• _Problem description_: Copy each line in which the string "time" occurs.
>> START Records provided
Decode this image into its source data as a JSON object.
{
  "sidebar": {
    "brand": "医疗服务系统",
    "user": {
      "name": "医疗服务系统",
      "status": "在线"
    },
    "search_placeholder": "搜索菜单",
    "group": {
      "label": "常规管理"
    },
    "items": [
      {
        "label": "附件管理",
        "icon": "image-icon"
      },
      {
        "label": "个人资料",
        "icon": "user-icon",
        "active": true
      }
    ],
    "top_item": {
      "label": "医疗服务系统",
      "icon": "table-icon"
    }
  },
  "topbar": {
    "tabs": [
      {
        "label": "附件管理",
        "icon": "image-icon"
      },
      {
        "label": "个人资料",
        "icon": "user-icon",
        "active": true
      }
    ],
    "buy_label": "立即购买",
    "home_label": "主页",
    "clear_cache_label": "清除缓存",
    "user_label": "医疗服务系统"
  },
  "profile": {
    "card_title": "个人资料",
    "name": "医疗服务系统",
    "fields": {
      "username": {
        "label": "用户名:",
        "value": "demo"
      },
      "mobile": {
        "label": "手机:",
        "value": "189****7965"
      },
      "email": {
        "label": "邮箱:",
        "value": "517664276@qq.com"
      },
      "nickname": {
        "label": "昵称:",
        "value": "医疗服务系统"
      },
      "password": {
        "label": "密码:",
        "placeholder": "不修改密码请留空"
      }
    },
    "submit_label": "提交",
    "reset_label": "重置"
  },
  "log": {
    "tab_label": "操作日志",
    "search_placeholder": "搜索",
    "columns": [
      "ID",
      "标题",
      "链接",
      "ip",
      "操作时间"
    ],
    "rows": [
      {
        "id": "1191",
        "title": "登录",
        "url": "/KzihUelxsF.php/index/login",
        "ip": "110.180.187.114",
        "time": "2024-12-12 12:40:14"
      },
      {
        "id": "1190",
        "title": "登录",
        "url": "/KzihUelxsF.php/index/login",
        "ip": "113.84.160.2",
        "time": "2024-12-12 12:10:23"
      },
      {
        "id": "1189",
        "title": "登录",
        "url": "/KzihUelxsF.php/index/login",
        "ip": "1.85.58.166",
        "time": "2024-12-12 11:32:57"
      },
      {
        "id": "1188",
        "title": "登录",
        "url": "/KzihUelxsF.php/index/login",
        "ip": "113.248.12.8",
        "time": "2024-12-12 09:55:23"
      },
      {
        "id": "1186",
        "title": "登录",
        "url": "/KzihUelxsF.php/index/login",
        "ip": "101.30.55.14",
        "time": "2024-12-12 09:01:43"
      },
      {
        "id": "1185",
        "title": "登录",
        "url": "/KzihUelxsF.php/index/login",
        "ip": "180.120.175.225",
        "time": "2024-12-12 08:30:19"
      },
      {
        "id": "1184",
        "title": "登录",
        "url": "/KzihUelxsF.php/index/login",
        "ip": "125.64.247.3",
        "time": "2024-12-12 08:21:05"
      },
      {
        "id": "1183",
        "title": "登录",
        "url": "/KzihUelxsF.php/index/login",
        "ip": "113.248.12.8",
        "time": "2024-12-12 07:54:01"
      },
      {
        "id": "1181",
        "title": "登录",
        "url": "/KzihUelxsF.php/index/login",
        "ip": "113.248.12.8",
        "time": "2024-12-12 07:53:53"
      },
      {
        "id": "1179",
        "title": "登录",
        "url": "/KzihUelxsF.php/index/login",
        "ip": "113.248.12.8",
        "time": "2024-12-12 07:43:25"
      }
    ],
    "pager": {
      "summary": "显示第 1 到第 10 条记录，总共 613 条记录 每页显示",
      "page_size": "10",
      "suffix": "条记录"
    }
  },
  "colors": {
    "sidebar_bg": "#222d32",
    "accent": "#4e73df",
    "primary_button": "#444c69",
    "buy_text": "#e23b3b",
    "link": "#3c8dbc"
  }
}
>> END Records provided
• _Result for this task_:
        "time": "2024-12-12 12:40:14"
        "time": "2024-12-12 12:10:23"
        "time": "2024-12-12 11:32:57"
        "time": "2024-12-12 09:55:23"
        "time": "2024-12-12 09:01:43"
        "time": "2024-12-12 08:30:19"
        "time": "2024-12-12 08:21:05"
        "time": "2024-12-12 07:54:01"
        "time": "2024-12-12 07:53:53"
        "time": "2024-12-12 07:43:25"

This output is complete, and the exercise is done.